◆ WORK TO DO: Return the entries below verbatim. Pictures stay out.

[begin SUPPLIED ENTRIES]

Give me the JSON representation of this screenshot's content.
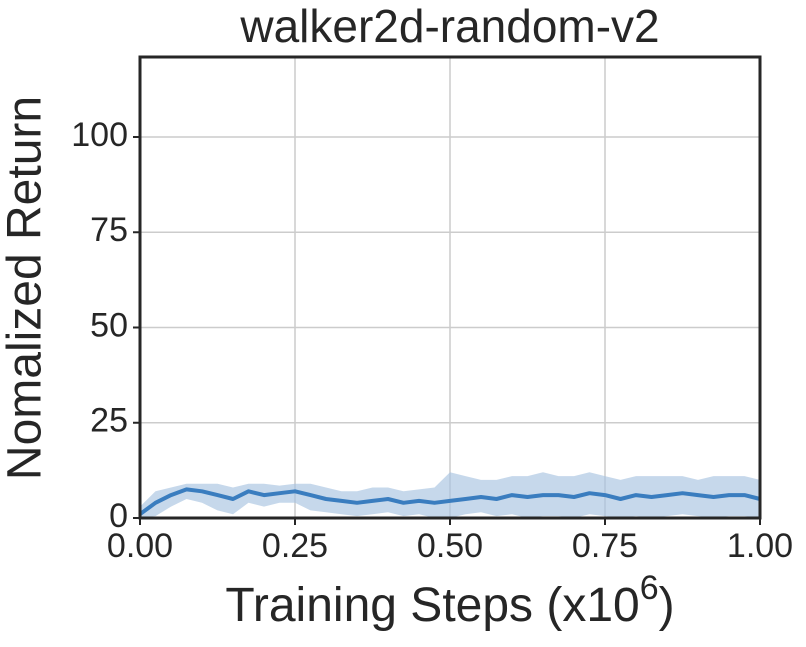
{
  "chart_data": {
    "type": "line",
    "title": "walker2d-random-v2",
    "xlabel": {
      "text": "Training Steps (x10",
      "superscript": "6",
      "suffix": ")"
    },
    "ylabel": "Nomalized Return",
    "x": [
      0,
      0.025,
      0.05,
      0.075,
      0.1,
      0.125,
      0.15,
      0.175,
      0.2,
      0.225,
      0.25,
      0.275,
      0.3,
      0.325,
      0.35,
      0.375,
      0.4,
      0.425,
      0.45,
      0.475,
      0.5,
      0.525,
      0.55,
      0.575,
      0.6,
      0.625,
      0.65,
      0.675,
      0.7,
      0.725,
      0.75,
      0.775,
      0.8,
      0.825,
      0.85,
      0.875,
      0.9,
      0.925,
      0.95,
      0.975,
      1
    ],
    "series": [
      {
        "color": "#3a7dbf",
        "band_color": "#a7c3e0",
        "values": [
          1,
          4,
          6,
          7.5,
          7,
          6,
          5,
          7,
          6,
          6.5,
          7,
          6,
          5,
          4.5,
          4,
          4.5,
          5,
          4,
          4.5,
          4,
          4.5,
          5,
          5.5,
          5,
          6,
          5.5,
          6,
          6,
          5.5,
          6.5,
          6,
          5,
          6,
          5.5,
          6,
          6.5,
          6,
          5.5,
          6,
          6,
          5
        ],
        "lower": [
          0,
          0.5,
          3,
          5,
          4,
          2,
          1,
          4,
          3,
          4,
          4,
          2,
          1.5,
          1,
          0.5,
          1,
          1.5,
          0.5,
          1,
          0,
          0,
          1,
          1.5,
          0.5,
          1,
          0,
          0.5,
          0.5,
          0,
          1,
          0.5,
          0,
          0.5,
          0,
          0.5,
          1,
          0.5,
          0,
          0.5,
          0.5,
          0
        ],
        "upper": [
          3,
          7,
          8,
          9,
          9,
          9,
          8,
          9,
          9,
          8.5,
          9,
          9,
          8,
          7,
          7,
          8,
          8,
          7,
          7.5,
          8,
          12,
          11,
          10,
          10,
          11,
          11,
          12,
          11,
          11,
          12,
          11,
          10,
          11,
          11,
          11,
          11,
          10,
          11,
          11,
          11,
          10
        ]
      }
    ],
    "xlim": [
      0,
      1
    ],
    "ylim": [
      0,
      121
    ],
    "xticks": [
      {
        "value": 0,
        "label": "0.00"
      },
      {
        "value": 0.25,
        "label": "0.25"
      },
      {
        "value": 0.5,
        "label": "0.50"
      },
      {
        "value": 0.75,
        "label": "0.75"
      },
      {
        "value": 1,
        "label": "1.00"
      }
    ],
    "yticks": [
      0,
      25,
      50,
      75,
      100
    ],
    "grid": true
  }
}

[end SUPPLIED ENTRIES]

◆ TASK ANSWER:
Give me the JSON representation of this screenshot's content.
{
  "chart_data": {
    "type": "line",
    "title": "walker2d-random-v2",
    "xlabel": {
      "text": "Training Steps (x10",
      "superscript": "6",
      "suffix": ")"
    },
    "ylabel": "Nomalized Return",
    "x": [
      0,
      0.025,
      0.05,
      0.075,
      0.1,
      0.125,
      0.15,
      0.175,
      0.2,
      0.225,
      0.25,
      0.275,
      0.3,
      0.325,
      0.35,
      0.375,
      0.4,
      0.425,
      0.45,
      0.475,
      0.5,
      0.525,
      0.55,
      0.575,
      0.6,
      0.625,
      0.65,
      0.675,
      0.7,
      0.725,
      0.75,
      0.775,
      0.8,
      0.825,
      0.85,
      0.875,
      0.9,
      0.925,
      0.95,
      0.975,
      1
    ],
    "series": [
      {
        "color": "#3a7dbf",
        "band_color": "#a7c3e0",
        "values": [
          1,
          4,
          6,
          7.5,
          7,
          6,
          5,
          7,
          6,
          6.5,
          7,
          6,
          5,
          4.5,
          4,
          4.5,
          5,
          4,
          4.5,
          4,
          4.5,
          5,
          5.5,
          5,
          6,
          5.5,
          6,
          6,
          5.5,
          6.5,
          6,
          5,
          6,
          5.5,
          6,
          6.5,
          6,
          5.5,
          6,
          6,
          5
        ],
        "lower": [
          0,
          0.5,
          3,
          5,
          4,
          2,
          1,
          4,
          3,
          4,
          4,
          2,
          1.5,
          1,
          0.5,
          1,
          1.5,
          0.5,
          1,
          0,
          0,
          1,
          1.5,
          0.5,
          1,
          0,
          0.5,
          0.5,
          0,
          1,
          0.5,
          0,
          0.5,
          0,
          0.5,
          1,
          0.5,
          0,
          0.5,
          0.5,
          0
        ],
        "upper": [
          3,
          7,
          8,
          9,
          9,
          9,
          8,
          9,
          9,
          8.5,
          9,
          9,
          8,
          7,
          7,
          8,
          8,
          7,
          7.5,
          8,
          12,
          11,
          10,
          10,
          11,
          11,
          12,
          11,
          11,
          12,
          11,
          10,
          11,
          11,
          11,
          11,
          10,
          11,
          11,
          11,
          10
        ]
      }
    ],
    "xlim": [
      0,
      1
    ],
    "ylim": [
      0,
      121
    ],
    "xticks": [
      {
        "value": 0,
        "label": "0.00"
      },
      {
        "value": 0.25,
        "label": "0.25"
      },
      {
        "value": 0.5,
        "label": "0.50"
      },
      {
        "value": 0.75,
        "label": "0.75"
      },
      {
        "value": 1,
        "label": "1.00"
      }
    ],
    "yticks": [
      0,
      25,
      50,
      75,
      100
    ],
    "grid": true
  }
}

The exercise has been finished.